━━━ PAGE EXCERPT

Re: Difference between PRIMARY KEY index and UNIQUE-NOT NULL index

Lists: pgsql-general
From: Vincenzo Romano <vincenzo(dot)romano(at)gmail(dot)com>
To: pgsql-general(at)postgresql(dot)org
Subject: Difference between PRIMARY KEY index and UNIQUE-NOT NULL index
Date: 2007-07-20 22:54:26
Message-ID: 200707210054.26881.vincenzo.romano@gmail.com
Views: Raw Message | Whole Thread | Download mbox | Resend email
Lists: pgsql-general

Hi all.
Maybe mine is a stupid question, but I'd like to know the answer if
possible.

In an inner join involving a 16M+ rows table and a 100+ rows table
performances got drastically improved by 100+ times by replacing a
UNIQUE-NOT NULL index with a PRIMARY KEY on the very same columns in
the very same order. The query has not been modified.

In the older case, thanks to the EXPLAIN command, I saw that the join
was causing a sort on the index elements, while the primary key was
not.

So ther's some difference for sure, but I'm missing it.
Any hint?

--
Vincenzo Romano
--
Maybe Computer will never become as intelligent as Humans.
For sure they won't ever become so stupid. [VR-1988]


From: Michael Glaesemann <grzm(at)seespotcode(dot)net>
To: Vincenzo Romano <vincenzo(dot)romano(at)gmail(dot)com>
Cc: pgsql-general(at)postgresql(dot)org
Subject: Re: Difference between PRIMARY KEY index and UNIQUE-NOT NULL index
Date: 2007-07-20 23:36:27
Message-ID: D83A8DC3-7EE7-423A-A42A-ABB1663E1BEE@seespotcode.net
Views: Raw Message | Whole Thread | Download mbox | Resend email
Lists: pgsql-general


On Jul 20, 2007, at 17:54 , Vincenzo Romano wrote:

> In an inner join involving a 16M+ rows table and a 100+ rows table
> performances got drastically improved by 100+ times by replacing a
> UNIQUE-NOT NULL index with a PRIMARY KEY on the very same columns in
> the very same order. The query has not been modified.

There should be no difference in query performance, AIUI.

> In the older case, thanks to the EXPLAIN command, I saw that the join
> was causing a sort on the index elements, while the primary key was
> not.

Can you provide the actual EXPLAIN ANALYZE (not just EXPLAIN)

━━━━━━
━━━ RECORDED DATA

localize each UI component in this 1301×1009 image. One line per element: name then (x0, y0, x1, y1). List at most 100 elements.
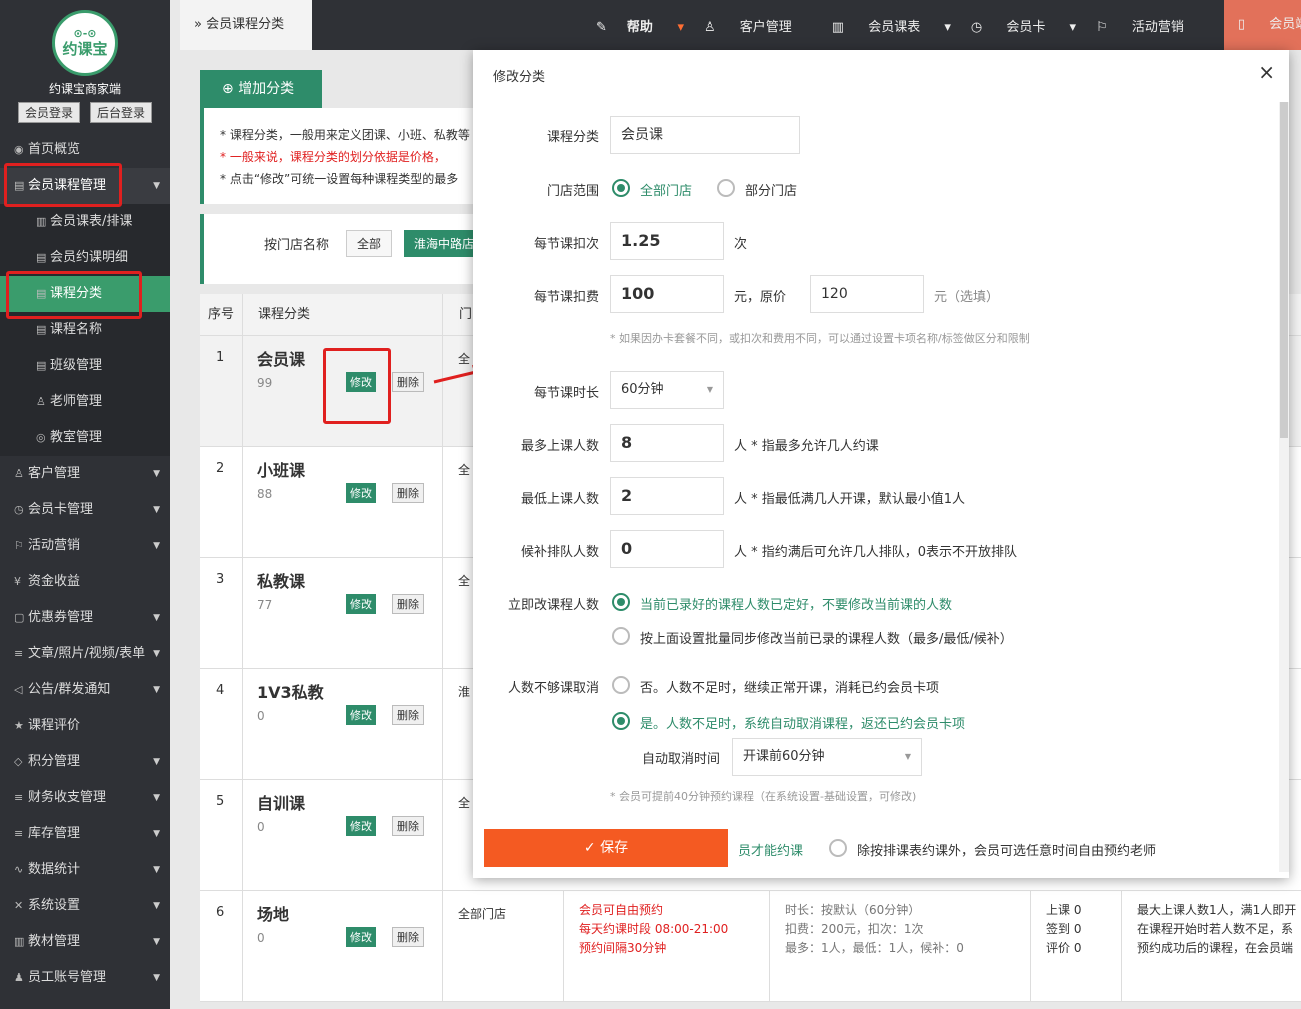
cancel-opt1-radio[interactable] (612, 676, 630, 694)
double-chevron-icon: » (194, 17, 202, 32)
min-input[interactable]: 2 (610, 477, 724, 515)
deduct-times-input[interactable]: 1.25 (610, 222, 724, 260)
sidebar-item-inventory[interactable]: ≡ 库存管理 ▼ (0, 816, 170, 852)
auto-cancel-select[interactable]: 开课前60分钟 ▼ (732, 738, 922, 776)
delete-button[interactable]: 删除 (392, 705, 424, 725)
store-part-label: 部分门店 (745, 184, 798, 199)
sidebar-item-content[interactable]: ≡ 文章/照片/视频/表单 ▼ (0, 636, 170, 672)
edit-button[interactable]: 修改 (346, 594, 376, 614)
caret-down-icon: ▼ (153, 613, 160, 623)
top-nav-customer[interactable]: ♙ 客户管理 (704, 16, 812, 35)
sidebar-item-stats[interactable]: ∿ 数据统计 ▼ (0, 852, 170, 888)
caret-down-icon: ▼ (153, 757, 160, 767)
filter-all-button[interactable]: 全部 (346, 230, 393, 257)
top-bar: » 会员课程分类 ✎ 帮助 ▾ ♙ 客户管理 ▥ 会员课表 ▾ ◷ 会员卡 ▾ ⚐… (180, 0, 1301, 50)
delete-button[interactable]: 删除 (392, 483, 424, 503)
user-icon: ♙ (36, 395, 46, 408)
sidebar-item-card[interactable]: ◷ 会员卡管理 ▼ (0, 492, 170, 528)
diamond-icon: ◇ (14, 755, 23, 768)
add-category-button[interactable]: ⊕ 增加分类 (200, 70, 322, 108)
top-nav-help[interactable]: ✎ 帮助 ▾ (596, 16, 684, 35)
logo-text: 约课宝 (62, 40, 108, 58)
booking-info: 会员可自由预约 每天约课时段 08:00-21:00 预约间隔30分钟 (579, 903, 729, 955)
sidebar-item-customer[interactable]: ♙ 客户管理 ▼ (0, 456, 170, 492)
edit-category-dialog: 修改分类 × 课程分类 会员课 门店范围 全部门店 部分门店 每节课扣次 1.2… (473, 50, 1289, 878)
sidebar-item-teacher[interactable]: ♙ 老师管理 (0, 384, 170, 420)
highlight-box (6, 271, 142, 319)
edit-button[interactable]: 修改 (346, 705, 376, 725)
sidebar-item-class[interactable]: ▤ 班级管理 (0, 348, 170, 384)
sidebar-item-points[interactable]: ◇ 积分管理 ▼ (0, 744, 170, 780)
admin-login-button[interactable]: 后台登录 (90, 102, 153, 123)
store-all-label: 全部门店 (640, 184, 693, 199)
sidebar-item-review[interactable]: ★ 课程评价 (0, 708, 170, 744)
sidebar-item-staff[interactable]: ♟ 员工账号管理 ▼ (0, 960, 170, 996)
store-scope-label: 门店范围 (546, 184, 599, 199)
tip-line: * 点击“修改”可统一设置每种课程类型的最多 (220, 172, 459, 186)
tip-line: * 课程分类，一般用来定义团课、小班、私教等 (220, 128, 470, 142)
delete-button[interactable]: 删除 (392, 816, 424, 836)
clock-icon: ◷ (14, 503, 24, 516)
scrollbar-thumb[interactable] (1280, 102, 1288, 438)
sliders-icon: ≡ (14, 647, 24, 660)
caret-down-icon: ▼ (153, 649, 160, 659)
wait-input[interactable]: 0 (610, 530, 724, 568)
save-button[interactable]: ✓ 保存 (484, 829, 728, 867)
caret-down-icon: ▼ (153, 901, 160, 911)
store-part-radio[interactable] (717, 179, 735, 197)
book-icon: ▥ (831, 19, 845, 35)
sidebar-item-settings[interactable]: ✕ 系统设置 ▼ (0, 888, 170, 924)
dialog-scrollbar[interactable] (1279, 102, 1289, 872)
duration-label: 每节课时长 (533, 386, 599, 401)
row-name: 自训课 (257, 794, 306, 813)
max-input[interactable]: 8 (610, 424, 724, 462)
sidebar-item-funds[interactable]: ¥ 资金收益 (0, 564, 170, 600)
speaker-icon: ◁ (14, 683, 23, 696)
sidebar-item-coupon[interactable]: ▢ 优惠券管理 ▼ (0, 600, 170, 636)
cancel-opt2-radio[interactable] (612, 712, 630, 730)
edit-button[interactable]: 修改 (346, 927, 376, 947)
sliders-icon: ≡ (14, 827, 24, 840)
top-nav-card[interactable]: ◷ 会员卡 ▾ (971, 16, 1076, 35)
sidebar-item-classroom[interactable]: ◎ 教室管理 (0, 420, 170, 456)
cancel-label: 人数不够课取消 (507, 681, 599, 696)
tip-line: * 一般来说，课程分类的划分依据是价格， (220, 150, 446, 164)
row-name: 场地 (257, 905, 290, 924)
sidebar-item-marketing[interactable]: ⚐ 活动营销 ▼ (0, 528, 170, 564)
sidebar-item-notice[interactable]: ◁ 公告/群发通知 ▼ (0, 672, 170, 708)
original-price-input[interactable]: 120 (810, 275, 924, 313)
document-icon: ▤ (36, 359, 47, 372)
top-nav: ✎ 帮助 ▾ ♙ 客户管理 ▥ 会员课表 ▾ ◷ 会员卡 ▾ ⚐ 活动营销 ▯ 会… (596, 0, 1301, 50)
tips-box: * 课程分类，一般用来定义团课、小班、私教等 * 一般来说，课程分类的划分依据是… (200, 108, 500, 204)
rules-info: 时长：按默认（60分钟） 扣费：200元，扣次：1次 最多：1人，最低：1人，候… (785, 903, 964, 955)
store-all-radio[interactable] (612, 179, 630, 197)
top-nav-schedule[interactable]: ▥ 会员课表 ▾ (832, 16, 951, 35)
delete-button[interactable]: 删除 (392, 927, 424, 947)
sidebar-item-schedule[interactable]: ▥ 会员课表/排课 (0, 204, 170, 240)
max-hint: 人 * 指最多允许几人约课 (734, 439, 879, 454)
free-booking-radio[interactable] (829, 839, 847, 857)
edit-button[interactable]: 修改 (346, 483, 376, 503)
row-name: 会员课 (257, 350, 306, 369)
max-label: 最多上课人数 (520, 439, 599, 454)
check-icon: ✓ (583, 840, 596, 856)
sidebar-item-finance[interactable]: ≡ 财务收支管理 ▼ (0, 780, 170, 816)
delete-button[interactable]: 删除 (392, 372, 424, 392)
duration-select[interactable]: 60分钟 ▼ (610, 371, 724, 409)
change-opt2-label: 按上面设置批量同步修改当前已录的课程人数（最多/最低/候补） (640, 632, 1013, 647)
member-login-button[interactable]: 会员登录 (18, 102, 81, 123)
top-nav-marketing[interactable]: ⚐ 活动营销 (1096, 16, 1204, 35)
filter-store-button[interactable]: 淮海中路店 (404, 230, 485, 257)
category-input[interactable]: 会员课 (610, 116, 800, 154)
sidebar-item-materials[interactable]: ▥ 教材管理 ▼ (0, 924, 170, 960)
star-icon: ★ (14, 719, 24, 732)
edit-button[interactable]: 修改 (346, 816, 376, 836)
delete-button[interactable]: 删除 (392, 594, 424, 614)
close-icon[interactable]: × (1258, 60, 1275, 84)
deduct-fee-input[interactable]: 100 (610, 275, 724, 313)
change-opt1-radio[interactable] (612, 593, 630, 611)
row-name: 私教课 (257, 572, 306, 591)
top-nav-qr[interactable]: ▯ 会员端二维码 (1223, 0, 1301, 50)
auto-cancel-label: 自动取消时间 (641, 752, 720, 767)
change-opt2-radio[interactable] (612, 627, 630, 645)
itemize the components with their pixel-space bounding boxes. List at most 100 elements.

━━━━━━

> REQUIRED WORK: In the mailing-list thread on PRIMARY KEY versus UNIQUE-NOT NULL indexes, why does Vincenzo Romano say there must be "some difference" between the two indexes? Answer in one to three sentences.

> OUTPUT: He replaced a UNIQUE-NOT NULL index with a PRIMARY KEY on the same columns in the same order without changing the query, and the inner join ran more than 100 times faster. EXPLAIN showed that the join caused a sort on the index elements with the old index but not with the primary key.